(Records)
####################
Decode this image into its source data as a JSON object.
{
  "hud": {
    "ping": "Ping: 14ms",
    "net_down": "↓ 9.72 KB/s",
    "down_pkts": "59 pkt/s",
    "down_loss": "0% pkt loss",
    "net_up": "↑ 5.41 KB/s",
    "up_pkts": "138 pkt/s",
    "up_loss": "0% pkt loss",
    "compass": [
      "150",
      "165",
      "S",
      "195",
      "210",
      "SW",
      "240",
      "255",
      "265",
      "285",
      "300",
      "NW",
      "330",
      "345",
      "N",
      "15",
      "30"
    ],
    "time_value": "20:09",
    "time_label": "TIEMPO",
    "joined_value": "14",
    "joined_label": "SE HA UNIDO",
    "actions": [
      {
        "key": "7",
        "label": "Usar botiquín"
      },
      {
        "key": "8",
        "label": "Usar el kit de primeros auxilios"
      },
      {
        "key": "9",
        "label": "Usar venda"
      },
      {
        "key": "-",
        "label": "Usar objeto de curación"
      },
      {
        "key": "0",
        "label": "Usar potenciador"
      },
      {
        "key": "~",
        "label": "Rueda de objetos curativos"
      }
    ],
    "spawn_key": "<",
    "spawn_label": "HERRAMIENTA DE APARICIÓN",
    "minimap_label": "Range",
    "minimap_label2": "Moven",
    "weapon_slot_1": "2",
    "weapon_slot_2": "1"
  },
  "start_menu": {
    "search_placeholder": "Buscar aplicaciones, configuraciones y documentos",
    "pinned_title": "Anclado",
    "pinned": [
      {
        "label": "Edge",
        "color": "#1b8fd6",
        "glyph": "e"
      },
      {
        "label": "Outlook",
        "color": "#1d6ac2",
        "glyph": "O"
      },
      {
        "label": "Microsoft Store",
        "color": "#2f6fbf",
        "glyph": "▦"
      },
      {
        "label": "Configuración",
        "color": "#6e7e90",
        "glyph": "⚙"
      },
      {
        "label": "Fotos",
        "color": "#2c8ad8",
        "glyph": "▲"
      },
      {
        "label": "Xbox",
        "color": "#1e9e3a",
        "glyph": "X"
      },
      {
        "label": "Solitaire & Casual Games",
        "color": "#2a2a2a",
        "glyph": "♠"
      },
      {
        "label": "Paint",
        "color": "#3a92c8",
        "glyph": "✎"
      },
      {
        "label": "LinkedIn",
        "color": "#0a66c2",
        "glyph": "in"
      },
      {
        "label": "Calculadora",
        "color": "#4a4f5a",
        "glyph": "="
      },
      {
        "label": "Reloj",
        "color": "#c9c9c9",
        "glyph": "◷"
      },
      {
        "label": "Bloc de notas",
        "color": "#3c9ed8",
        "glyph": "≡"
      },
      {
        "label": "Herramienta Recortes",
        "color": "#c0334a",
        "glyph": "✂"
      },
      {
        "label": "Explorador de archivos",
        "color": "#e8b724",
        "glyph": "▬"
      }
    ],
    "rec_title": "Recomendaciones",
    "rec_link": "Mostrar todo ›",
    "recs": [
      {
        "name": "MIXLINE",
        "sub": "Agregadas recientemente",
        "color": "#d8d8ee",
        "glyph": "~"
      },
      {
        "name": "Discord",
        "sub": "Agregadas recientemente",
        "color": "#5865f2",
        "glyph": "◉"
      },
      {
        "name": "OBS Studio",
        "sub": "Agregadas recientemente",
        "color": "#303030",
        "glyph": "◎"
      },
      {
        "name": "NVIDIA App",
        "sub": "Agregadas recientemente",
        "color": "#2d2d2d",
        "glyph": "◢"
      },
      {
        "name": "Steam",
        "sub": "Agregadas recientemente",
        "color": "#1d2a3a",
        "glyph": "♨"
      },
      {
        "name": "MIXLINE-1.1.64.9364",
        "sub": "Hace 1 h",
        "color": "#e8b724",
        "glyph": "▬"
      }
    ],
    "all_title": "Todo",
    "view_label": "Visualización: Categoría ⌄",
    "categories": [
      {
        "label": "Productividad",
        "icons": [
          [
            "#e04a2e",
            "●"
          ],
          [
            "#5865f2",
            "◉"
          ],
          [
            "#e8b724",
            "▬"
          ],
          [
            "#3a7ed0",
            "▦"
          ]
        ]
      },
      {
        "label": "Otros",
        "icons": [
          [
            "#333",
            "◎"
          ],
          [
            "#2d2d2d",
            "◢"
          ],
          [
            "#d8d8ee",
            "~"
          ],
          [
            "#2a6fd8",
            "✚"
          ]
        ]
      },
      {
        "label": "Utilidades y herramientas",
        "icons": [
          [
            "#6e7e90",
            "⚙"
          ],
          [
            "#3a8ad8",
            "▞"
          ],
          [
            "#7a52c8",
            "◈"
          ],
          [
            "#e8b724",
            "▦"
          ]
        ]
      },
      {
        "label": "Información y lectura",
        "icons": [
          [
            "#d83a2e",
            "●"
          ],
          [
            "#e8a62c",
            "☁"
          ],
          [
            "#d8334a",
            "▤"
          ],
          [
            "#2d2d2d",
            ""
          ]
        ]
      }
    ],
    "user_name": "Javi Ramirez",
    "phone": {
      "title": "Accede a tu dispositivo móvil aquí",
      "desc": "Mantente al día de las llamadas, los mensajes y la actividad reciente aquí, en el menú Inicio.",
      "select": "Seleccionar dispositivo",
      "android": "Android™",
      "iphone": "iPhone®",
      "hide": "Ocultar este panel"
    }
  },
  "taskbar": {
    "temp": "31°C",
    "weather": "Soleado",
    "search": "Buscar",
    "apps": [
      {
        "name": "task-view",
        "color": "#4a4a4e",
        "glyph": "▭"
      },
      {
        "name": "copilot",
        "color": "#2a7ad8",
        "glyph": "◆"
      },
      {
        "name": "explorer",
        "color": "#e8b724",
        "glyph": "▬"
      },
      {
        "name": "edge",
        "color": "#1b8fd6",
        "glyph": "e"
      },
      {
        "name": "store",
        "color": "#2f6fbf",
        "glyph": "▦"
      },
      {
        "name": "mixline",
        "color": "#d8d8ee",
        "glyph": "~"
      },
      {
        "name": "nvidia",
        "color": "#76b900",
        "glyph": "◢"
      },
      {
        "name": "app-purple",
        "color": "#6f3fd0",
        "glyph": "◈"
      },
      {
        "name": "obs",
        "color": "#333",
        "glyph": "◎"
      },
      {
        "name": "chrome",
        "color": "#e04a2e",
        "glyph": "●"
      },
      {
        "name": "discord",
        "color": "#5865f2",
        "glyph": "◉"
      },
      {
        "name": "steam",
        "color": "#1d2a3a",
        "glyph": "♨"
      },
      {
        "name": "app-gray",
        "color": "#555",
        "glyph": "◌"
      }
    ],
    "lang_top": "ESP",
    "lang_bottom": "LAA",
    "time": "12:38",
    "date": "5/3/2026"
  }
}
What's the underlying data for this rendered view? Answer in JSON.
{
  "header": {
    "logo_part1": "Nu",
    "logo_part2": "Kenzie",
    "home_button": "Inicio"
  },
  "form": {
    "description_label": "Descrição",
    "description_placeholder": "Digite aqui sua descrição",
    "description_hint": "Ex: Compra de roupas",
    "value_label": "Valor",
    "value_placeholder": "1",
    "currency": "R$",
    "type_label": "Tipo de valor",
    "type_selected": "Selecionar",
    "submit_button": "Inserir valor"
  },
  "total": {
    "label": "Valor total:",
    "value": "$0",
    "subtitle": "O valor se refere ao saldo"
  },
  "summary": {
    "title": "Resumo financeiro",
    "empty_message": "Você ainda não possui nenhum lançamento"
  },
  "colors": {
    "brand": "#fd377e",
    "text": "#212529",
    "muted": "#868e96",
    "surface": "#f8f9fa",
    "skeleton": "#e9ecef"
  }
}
####################
• What to do
Write out exactly the lines of the entries above that run from the line containing "What's the underlying" through the last line, including both.

• Answer to this exercise
What's the underlying data for this rendered view? Answer in JSON.
{
  "header": {
    "logo_part1": "Nu",
    "logo_part2": "Kenzie",
    "home_button": "Inicio"
  },
  "form": {
    "description_label": "Descrição",
    "description_placeholder": "Digite aqui sua descrição",
    "description_hint": "Ex: Compra de roupas",
    "value_label": "Valor",
    "value_placeholder": "1",
    "currency": "R$",
    "type_label": "Tipo de valor",
    "type_selected": "Selecionar",
    "submit_button": "Inserir valor"
  },
  "total": {
    "label": "Valor total:",
    "value": "$0",
    "subtitle": "O valor se refere ao saldo"
  },
  "summary": {
    "title": "Resumo financeiro",
    "empty_message": "Você ainda não possui nenhum lançamento"
  },
  "colors": {
    "brand": "#fd377e",
    "text": "#212529",
    "muted": "#868e96",
    "surface": "#f8f9fa",
    "skeleton": "#e9ecef"
  }
}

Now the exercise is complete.